Passage shown Start Marker

Could it be in the end we will thank this virus for bringing us together?
The H1N1 epidemic is not much in the news anymore, but of course it’s percolating along. WHO now calls it “sneaky” because human-to-human spread is rapid and because the virus has the potential to mutate into a more virulent form. As of May 25 the number of countries affected (46) has doubled from May 6 (23). The number of identified cases has gone from 1,516 to 12,515, an eight-fold rise, and the number of deaths from has tripled from 30 to 91—which means a big further decline in the case-fatality rate, again probably due to better detection of non-fatal cases.
WHO is considering redefining “pandemic” so that it isn’t forced to go to level 6, the highest level, for a disease that is (so far) much less impressive than the seasonal avian flu. The fear is that a level 6 label would cause too much fear (we have nothing to fear but fear itself?) The upshot may be to include lethality in the definition of pandemic, which would mean there have to be a lot more deaths before it’s considered full-blown.
This seems reasonable, but it does highlight the way our language and labels arbitrarily shape our feelings—in this case, the feelings of the whole species—in a way that has little or nothing to do with the science. It also shows the power of a virus—not even alive by some definitions—to unify the species around one voice that has the power to influence if not command the anxieties of six billion people.
WHO Director-General Margaret Chan has been under pressure from Britain and other countries to choose her words more carefully, and she said she would, but she also wants to avoid complacency. On May 22, she said, “This is a subtle, sneaky virus. It does not announce its presence or arrival in a new country with a sudden explosion of patients seeking medical care or requiring hospitalization.” She went on to say, “We expect it to continue to spread to new countries and continue to spread within countries already affected.”

Passage shown End Marker

What you need to do:
Please continue the passage on the H1N1 epidemic, starting after its final sentence.

Recorded data Start Marker

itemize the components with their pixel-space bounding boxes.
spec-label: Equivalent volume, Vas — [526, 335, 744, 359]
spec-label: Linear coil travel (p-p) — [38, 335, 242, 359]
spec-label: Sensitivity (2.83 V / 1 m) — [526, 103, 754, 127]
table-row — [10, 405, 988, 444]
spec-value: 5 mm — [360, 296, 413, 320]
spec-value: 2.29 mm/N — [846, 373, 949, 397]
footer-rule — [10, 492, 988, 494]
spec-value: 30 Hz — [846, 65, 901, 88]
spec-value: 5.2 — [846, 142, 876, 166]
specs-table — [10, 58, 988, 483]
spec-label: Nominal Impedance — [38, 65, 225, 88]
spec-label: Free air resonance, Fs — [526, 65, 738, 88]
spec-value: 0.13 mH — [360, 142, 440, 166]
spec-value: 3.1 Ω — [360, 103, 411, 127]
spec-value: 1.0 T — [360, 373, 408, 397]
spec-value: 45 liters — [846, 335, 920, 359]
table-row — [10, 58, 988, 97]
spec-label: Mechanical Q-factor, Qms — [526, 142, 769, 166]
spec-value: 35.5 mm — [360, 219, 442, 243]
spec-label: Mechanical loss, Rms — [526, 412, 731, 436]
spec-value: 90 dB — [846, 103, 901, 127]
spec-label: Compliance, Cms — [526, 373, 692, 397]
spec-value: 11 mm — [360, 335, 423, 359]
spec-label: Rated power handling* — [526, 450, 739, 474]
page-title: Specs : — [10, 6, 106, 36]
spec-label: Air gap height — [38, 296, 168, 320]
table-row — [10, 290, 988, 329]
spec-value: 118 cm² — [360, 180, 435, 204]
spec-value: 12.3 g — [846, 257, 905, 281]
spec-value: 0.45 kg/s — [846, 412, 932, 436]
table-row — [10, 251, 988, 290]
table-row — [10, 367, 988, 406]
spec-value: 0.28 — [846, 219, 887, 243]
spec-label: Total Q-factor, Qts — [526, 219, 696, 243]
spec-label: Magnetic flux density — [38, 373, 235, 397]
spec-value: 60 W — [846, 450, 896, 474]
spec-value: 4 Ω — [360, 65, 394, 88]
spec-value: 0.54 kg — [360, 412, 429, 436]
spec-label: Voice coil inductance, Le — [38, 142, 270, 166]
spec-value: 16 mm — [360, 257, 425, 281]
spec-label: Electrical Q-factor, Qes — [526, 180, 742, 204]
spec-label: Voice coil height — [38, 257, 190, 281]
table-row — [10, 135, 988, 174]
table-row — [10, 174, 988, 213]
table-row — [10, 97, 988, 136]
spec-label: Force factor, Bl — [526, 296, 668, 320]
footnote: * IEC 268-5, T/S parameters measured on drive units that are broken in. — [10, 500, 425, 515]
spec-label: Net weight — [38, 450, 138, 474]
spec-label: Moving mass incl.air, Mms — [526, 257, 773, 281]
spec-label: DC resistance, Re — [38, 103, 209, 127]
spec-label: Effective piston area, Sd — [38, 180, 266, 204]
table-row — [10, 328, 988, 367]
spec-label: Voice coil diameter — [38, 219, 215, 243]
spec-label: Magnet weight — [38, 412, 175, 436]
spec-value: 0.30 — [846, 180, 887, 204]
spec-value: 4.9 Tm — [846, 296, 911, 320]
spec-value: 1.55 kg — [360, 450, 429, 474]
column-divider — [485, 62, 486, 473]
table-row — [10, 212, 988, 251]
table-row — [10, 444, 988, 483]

Recorded data End Marker

Answer section:
It’s rather amazing, and in fact wonderful, that the whole human species has rallied around one organization, WHO, and in the end really one person, Margaret Chan, to protect itself from a new and insidious threat. It’s marvelous that Mexico responded as effectively as it did, that the needed information spread throughout the world in hours or days, that so many countries have acted to get on top of this so quickly, and that even the language used to describe what is happening is subject to input from the planet’s collective wisdom so as to strike the right balance between appropriate precautions and inappropriate fear.
Still, the restless viral tide is slowly rising. H1N1 is sneakily spreading at a time of year when flu is normally not a big concern. Next fall and winter we will probably be seriously tested.
A vaccine is now ready for production and some decisions will have to be made as to how to allocate manufacturing resources, since it is going to be difficult to produce enough of this vaccine and enough of the one for next year’s seasonal flu as well. We are going to have to get used to uncertainty.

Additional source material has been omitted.